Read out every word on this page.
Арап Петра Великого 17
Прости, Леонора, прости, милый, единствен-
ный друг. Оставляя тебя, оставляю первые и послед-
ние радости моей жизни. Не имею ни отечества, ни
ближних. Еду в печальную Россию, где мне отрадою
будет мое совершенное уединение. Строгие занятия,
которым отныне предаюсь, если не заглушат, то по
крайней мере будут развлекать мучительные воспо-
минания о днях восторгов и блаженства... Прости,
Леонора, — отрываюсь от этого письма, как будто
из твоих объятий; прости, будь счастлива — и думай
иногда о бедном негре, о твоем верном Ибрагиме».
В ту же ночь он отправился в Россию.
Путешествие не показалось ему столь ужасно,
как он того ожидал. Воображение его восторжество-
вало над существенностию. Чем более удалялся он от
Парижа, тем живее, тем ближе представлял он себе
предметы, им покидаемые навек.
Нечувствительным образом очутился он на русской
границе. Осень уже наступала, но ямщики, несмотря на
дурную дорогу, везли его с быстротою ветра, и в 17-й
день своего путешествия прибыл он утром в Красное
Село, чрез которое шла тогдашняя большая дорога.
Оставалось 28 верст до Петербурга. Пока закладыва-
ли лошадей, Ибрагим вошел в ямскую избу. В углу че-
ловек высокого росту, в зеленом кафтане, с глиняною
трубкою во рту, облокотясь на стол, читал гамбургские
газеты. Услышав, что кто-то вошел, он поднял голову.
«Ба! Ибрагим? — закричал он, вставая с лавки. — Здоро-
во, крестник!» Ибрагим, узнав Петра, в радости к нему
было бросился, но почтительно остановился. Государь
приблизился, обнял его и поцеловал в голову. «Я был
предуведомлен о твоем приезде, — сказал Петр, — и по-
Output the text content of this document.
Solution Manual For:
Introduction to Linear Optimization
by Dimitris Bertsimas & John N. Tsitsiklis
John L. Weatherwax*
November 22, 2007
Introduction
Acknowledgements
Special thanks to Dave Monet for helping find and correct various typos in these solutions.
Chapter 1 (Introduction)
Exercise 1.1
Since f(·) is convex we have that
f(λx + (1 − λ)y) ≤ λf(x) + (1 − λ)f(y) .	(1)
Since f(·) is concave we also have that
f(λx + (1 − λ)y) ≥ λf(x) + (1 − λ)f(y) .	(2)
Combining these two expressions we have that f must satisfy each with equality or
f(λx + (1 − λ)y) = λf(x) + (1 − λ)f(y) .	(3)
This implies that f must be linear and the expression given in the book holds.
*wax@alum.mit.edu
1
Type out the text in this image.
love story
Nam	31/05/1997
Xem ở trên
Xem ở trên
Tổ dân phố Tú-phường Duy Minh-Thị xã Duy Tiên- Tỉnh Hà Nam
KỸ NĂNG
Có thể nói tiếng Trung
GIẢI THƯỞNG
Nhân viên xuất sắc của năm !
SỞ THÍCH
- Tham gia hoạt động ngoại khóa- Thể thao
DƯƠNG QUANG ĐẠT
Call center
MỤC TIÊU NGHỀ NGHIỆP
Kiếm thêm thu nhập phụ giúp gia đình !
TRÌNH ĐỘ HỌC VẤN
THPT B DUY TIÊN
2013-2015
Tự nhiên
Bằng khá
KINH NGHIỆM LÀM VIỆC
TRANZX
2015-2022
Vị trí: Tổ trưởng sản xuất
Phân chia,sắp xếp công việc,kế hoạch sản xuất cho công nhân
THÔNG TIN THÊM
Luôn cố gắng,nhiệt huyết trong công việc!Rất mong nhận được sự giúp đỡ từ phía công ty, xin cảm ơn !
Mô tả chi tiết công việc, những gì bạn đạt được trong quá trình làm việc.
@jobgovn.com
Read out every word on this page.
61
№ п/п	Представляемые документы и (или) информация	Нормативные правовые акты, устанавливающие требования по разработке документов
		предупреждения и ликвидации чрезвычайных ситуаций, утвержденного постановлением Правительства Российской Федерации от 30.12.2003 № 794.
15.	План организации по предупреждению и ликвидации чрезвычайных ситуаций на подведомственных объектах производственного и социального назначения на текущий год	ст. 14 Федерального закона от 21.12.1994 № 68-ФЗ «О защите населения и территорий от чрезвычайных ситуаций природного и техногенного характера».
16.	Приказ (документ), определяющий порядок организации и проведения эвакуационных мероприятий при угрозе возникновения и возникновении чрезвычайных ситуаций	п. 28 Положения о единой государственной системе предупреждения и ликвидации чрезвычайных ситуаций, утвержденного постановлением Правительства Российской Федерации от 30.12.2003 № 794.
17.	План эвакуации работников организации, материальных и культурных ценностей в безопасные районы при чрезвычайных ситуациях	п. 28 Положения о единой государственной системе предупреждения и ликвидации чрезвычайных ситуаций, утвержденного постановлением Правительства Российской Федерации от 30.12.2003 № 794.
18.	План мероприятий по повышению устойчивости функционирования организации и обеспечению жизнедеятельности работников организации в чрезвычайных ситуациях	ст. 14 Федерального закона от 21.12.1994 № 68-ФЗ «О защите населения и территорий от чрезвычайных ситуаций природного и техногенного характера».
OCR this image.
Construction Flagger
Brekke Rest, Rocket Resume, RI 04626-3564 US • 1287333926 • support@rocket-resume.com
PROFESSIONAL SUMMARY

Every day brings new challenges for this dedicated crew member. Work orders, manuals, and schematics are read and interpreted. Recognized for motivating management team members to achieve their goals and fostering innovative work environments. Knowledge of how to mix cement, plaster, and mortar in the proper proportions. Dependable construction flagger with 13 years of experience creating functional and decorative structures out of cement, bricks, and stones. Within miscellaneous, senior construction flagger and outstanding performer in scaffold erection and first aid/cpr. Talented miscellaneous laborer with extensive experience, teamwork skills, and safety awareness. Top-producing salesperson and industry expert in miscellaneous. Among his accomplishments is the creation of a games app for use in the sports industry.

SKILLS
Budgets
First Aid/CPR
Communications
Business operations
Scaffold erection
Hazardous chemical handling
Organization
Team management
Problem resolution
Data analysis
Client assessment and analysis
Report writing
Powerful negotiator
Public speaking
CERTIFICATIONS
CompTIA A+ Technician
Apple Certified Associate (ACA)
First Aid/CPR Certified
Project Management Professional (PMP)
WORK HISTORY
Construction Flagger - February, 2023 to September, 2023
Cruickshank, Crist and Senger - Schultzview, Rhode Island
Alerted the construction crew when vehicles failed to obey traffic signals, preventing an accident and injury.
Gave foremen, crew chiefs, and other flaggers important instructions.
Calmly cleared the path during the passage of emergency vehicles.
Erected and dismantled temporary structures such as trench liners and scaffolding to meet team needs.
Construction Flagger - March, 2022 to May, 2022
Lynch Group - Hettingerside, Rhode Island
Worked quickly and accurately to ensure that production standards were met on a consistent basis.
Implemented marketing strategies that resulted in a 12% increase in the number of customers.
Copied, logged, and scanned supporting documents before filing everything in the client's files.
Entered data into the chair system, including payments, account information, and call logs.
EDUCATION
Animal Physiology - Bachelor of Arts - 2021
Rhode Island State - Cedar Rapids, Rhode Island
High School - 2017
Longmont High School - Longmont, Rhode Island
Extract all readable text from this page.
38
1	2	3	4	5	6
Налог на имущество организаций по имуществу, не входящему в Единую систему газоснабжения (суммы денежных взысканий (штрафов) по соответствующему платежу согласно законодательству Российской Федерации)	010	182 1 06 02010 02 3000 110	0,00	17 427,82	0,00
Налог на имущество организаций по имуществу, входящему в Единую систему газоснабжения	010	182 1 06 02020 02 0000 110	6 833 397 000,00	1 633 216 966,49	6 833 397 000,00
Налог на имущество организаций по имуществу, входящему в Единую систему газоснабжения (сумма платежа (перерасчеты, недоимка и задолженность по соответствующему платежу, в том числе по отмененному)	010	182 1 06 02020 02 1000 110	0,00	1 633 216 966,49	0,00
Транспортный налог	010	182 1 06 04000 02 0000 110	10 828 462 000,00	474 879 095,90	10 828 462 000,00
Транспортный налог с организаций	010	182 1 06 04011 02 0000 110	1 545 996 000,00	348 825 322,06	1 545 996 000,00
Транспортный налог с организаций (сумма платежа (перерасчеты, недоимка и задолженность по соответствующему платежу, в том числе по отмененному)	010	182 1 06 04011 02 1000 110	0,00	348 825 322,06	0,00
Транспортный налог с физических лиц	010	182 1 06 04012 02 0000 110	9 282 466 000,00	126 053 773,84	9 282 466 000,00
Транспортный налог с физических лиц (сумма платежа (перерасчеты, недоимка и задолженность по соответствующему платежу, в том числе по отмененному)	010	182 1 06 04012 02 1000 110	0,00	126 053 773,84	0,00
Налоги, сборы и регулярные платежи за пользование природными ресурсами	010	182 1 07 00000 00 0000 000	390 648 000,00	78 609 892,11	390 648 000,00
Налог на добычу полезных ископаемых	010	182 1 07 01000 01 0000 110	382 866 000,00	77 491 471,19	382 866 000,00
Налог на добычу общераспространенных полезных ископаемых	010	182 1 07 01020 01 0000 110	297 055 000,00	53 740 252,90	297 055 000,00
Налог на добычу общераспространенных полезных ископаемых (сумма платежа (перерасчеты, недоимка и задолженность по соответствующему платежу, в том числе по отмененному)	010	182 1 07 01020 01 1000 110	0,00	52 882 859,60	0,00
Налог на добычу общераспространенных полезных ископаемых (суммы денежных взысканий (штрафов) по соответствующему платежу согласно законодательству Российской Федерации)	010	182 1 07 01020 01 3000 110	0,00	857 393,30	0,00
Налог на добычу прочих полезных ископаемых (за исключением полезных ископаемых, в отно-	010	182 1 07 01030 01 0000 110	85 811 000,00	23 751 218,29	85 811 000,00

> **WHAT THE EXERCISE ASKS**: Look over the records above and copy each line that includes the string "image".

> **EXERCISE ANSWER**:
Type out the text in this image.
OCR this image.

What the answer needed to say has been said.